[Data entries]
· · · · ·

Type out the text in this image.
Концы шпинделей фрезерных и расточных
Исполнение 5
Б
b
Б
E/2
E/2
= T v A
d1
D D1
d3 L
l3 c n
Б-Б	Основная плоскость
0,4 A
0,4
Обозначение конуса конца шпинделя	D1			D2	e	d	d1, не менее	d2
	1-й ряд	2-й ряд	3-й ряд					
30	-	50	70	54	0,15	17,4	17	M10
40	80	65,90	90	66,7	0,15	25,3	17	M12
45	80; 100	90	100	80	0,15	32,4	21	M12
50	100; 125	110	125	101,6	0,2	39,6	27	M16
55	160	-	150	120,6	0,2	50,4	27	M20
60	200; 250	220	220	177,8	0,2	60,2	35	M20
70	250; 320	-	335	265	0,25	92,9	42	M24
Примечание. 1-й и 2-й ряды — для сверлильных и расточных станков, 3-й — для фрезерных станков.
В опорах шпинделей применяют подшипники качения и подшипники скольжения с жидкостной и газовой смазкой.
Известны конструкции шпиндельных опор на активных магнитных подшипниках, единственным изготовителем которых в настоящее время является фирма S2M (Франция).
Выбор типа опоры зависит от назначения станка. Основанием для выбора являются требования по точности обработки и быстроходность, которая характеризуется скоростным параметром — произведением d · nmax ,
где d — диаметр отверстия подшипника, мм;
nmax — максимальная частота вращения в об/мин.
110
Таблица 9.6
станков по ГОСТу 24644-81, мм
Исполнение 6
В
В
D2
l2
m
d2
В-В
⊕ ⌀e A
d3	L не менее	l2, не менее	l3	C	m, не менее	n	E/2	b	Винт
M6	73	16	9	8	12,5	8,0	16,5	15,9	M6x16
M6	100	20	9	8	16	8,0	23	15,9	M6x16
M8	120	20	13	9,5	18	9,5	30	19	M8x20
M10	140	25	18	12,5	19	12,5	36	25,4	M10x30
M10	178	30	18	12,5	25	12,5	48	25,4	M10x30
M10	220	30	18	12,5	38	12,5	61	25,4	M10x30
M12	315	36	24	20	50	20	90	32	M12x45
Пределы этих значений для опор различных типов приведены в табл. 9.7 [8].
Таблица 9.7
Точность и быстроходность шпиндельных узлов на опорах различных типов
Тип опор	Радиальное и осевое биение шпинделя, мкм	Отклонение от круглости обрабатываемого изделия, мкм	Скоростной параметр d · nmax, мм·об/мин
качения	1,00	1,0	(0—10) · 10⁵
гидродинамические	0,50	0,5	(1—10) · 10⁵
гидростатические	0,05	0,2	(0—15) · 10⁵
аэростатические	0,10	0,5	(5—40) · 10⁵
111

· · · · ·

### TASK
Write out every entry again, keeping each line exactly the same.

### RESULT OF THE TASK
Type out the text in this image.
Концы шпинделей фрезерных и расточных
Исполнение 5
Б
b
Б
E/2
E/2
= T v A
d1
D D1
d3 L
l3 c n
Б-Б	Основная плоскость
0,4 A
0,4
Обозначение конуса конца шпинделя	D1			D2	e	d	d1, не менее	d2
	1-й ряд	2-й ряд	3-й ряд					
30	-	50	70	54	0,15	17,4	17	M10
40	80	65,90	90	66,7	0,15	25,3	17	M12
45	80; 100	90	100	80	0,15	32,4	21	M12
50	100; 125	110	125	101,6	0,2	39,6	27	M16
55	160	-	150	120,6	0,2	50,4	27	M20
60	200; 250	220	220	177,8	0,2	60,2	35	M20
70	250; 320	-	335	265	0,25	92,9	42	M24
Примечание. 1-й и 2-й ряды — для сверлильных и расточных станков, 3-й — для фрезерных станков.
В опорах шпинделей применяют подшипники качения и подшипники скольжения с жидкостной и газовой смазкой.
Известны конструкции шпиндельных опор на активных магнитных подшипниках, единственным изготовителем которых в настоящее время является фирма S2M (Франция).
Выбор типа опоры зависит от назначения станка. Основанием для выбора являются требования по точности обработки и быстроходность, которая характеризуется скоростным параметром — произведением d · nmax ,
где d — диаметр отверстия подшипника, мм;
nmax — максимальная частота вращения в об/мин.
110
Таблица 9.6
станков по ГОСТу 24644-81, мм
Исполнение 6
В
В
D2
l2
m
d2
В-В
⊕ ⌀e A
d3	L не менее	l2, не менее	l3	C	m, не менее	n	E/2	b	Винт
M6	73	16	9	8	12,5	8,0	16,5	15,9	M6x16
M6	100	20	9	8	16	8,0	23	15,9	M6x16
M8	120	20	13	9,5	18	9,5	30	19	M8x20
M10	140	25	18	12,5	19	12,5	36	25,4	M10x30
M10	178	30	18	12,5	25	12,5	48	25,4	M10x30
M10	220	30	18	12,5	38	12,5	61	25,4	M10x30
M12	315	36	24	20	50	20	90	32	M12x45
Пределы этих значений для опор различных типов приведены в табл. 9.7 [8].
Таблица 9.7
Точность и быстроходность шпиндельных узлов на опорах различных типов
Тип опор	Радиальное и осевое биение шпинделя, мкм	Отклонение от круглости обрабатываемого изделия, мкм	Скоростной параметр d · nmax, мм·об/мин
качения	1,00	1,0	(0—10) · 10⁵
гидродинамические	0,50	0,5	(1—10) · 10⁵
гидростатические	0,05	0,2	(0—15) · 10⁵
аэростатические	0,10	0,5	(5—40) · 10⁵
111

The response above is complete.